Problem statement: Report every line below that holds the word "Fabricación".

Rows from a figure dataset

---------------

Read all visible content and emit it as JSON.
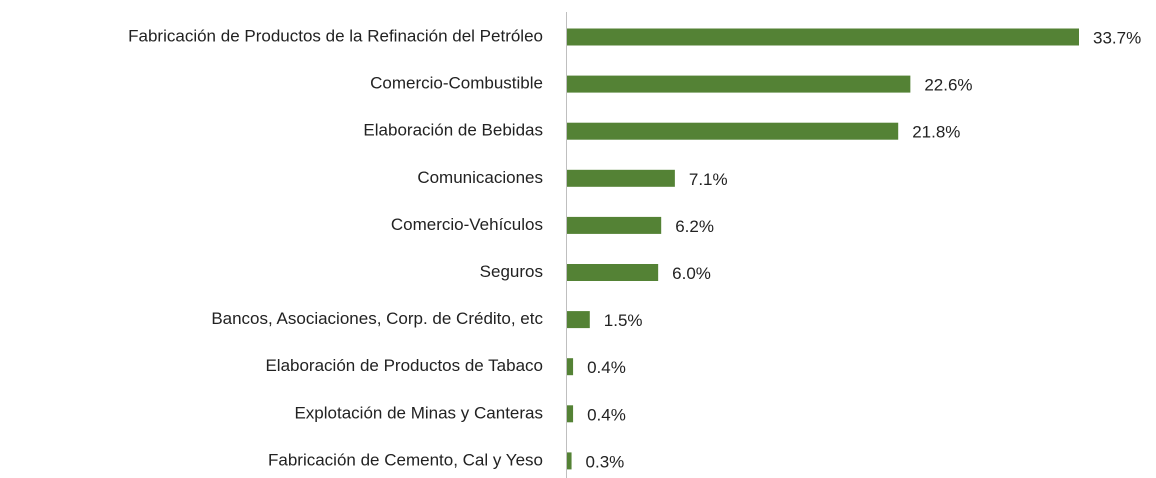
{
  "chart_data": {
    "type": "hbar",
    "categories": [
      "Fabricación de Productos de la Refinación del Petróleo",
      "Comercio-Combustible",
      "Elaboración de Bebidas",
      "Comunicaciones",
      "Comercio-Vehículos",
      "Seguros",
      "Bancos, Asociaciones, Corp. de Crédito, etc",
      "Elaboración de Productos de Tabaco",
      "Explotación de Minas y Canteras",
      "Fabricación de Cemento, Cal y Yeso"
    ],
    "values": [
      33.7,
      22.6,
      21.8,
      7.1,
      6.2,
      6.0,
      1.5,
      0.4,
      0.4,
      0.3
    ],
    "value_labels": [
      "33.7%",
      "22.6%",
      "21.8%",
      "7.1%",
      "6.2%",
      "6.0%",
      "1.5%",
      "0.4%",
      "0.4%",
      "0.3%"
    ],
    "color": "#548235"
  }
}
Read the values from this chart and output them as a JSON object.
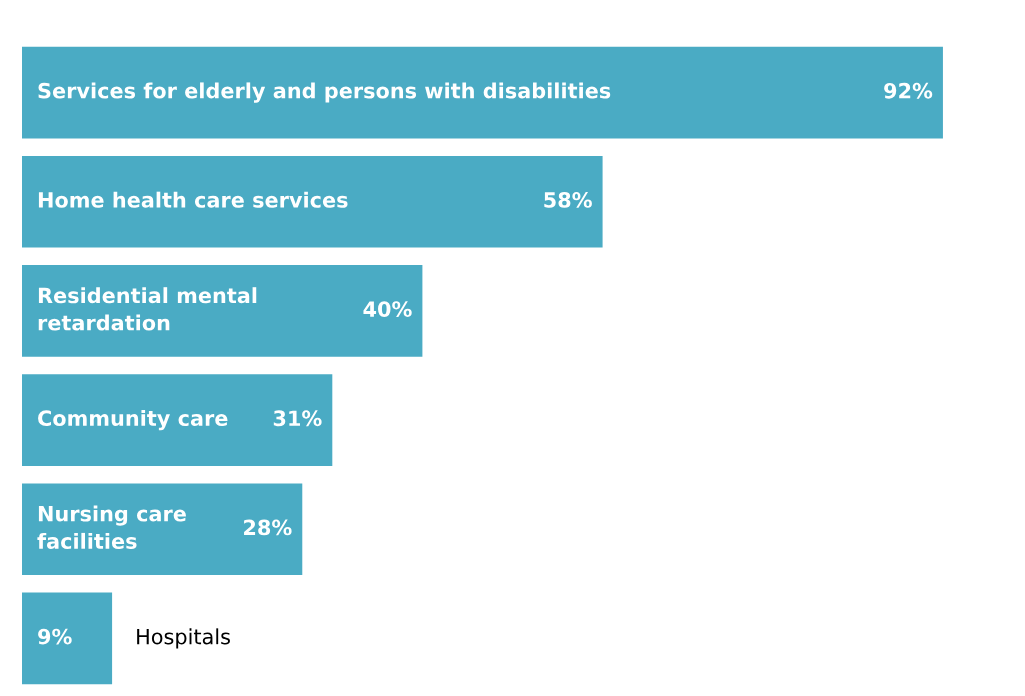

---------------

Task response:
      "Fabricación de Productos de la Refinación del Petróleo",
      "Fabricación de Cemento, Cal y Yeso"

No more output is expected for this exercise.